___ EXTRACT

[Distutils] Experience of setuptools' cache design

Fri Jan 18 11:34:13 CET 2008

Hello.

Being nothing but an innocent bystander, I have not thuroughly  
searched the archives of this list, and might be writing about  
something that is "old news" since long ago. If so, I apologize.

This is a small story about what I, being an end user that did not  
know what "setuptools" was, experienced when I installed the latest  
MySQLdb module (and I am aware that there might very well be issues  
with how it was installed).

My hope is that this is useful to the developers of setuptools in  
determining if they meet the design criteria they have set up.

A colleague of mine installed the latest MySQLdb module, which uses  
eggs and setuptools. We use Python and MySQL heavily on our mailserver.

In that environment, user names and home directories do not always  
match, and indeed most users running the programs are system users  
and do not have home directories at all. This showed to be a problem  
with the setuptools-based MySQLdb module.

The reason is the .python-eggs directory.

Our configuration daemon runs as a system user "graald", a user  
without a home directory (that user does not have a vaild shell  
either). After updating MySQLdb to the setuptools-based version, the  
Python server code no longer started, because setuptools tried to  
write to the .python-eggs directory in the user's $HOME. And $HOME is  
not a valid directory (or, often, the home directory of the person  
starting the script rather than the account it runs as).

Ok, so we can set the PYTHON_EGG_CACHE environment variable, which  
solves the problem (but in an unclean way).

Then comes the Python script that runs as "virtmail" and tries to  
connect to MySQL, "virtmail" being another user without a home  
directory. And of course it does not start, and cannot have the same  
PYTHON_EGG_CACHE directory, since both these users cannot write to  
the same directory. And, not having a home directory, the "virtmail"  
user does not have a .bashrc or similar where we can set that user's  
own cache directory.

We cannot set PYTHON _EGG_CACHE in the script itself either, as we  
cannot know what to set it to. Because if two different system users  
run the same script, they need different cache directories. Uh-oh. We  
need to implement code to direct the cache directory depending on the  
user that's running.

______
___ RECORDED INFORMATION

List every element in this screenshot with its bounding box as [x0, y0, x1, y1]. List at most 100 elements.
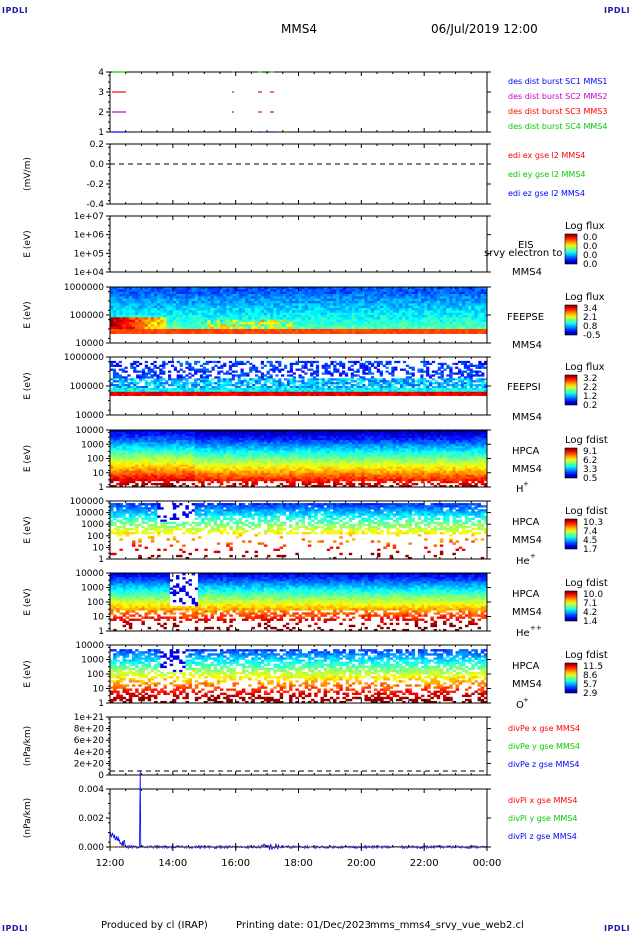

______

* [WHAT TO PRODUCE] Reproduce the setuptools message from "Then comes the" up to and including "own cache directory.". Rely on the setuptools message alone.

* [FINAL RESULT]
Then comes the Python script that runs as "virtmail" and tries to  
connect to MySQL, "virtmail" being another user without a home  
directory. And of course it does not start, and cannot have the same  
PYTHON_EGG_CACHE directory, since both these users cannot write to  
the same directory. And, not having a home directory, the "virtmail"  
user does not have a .bashrc or similar where we can set that user's  
own cache directory.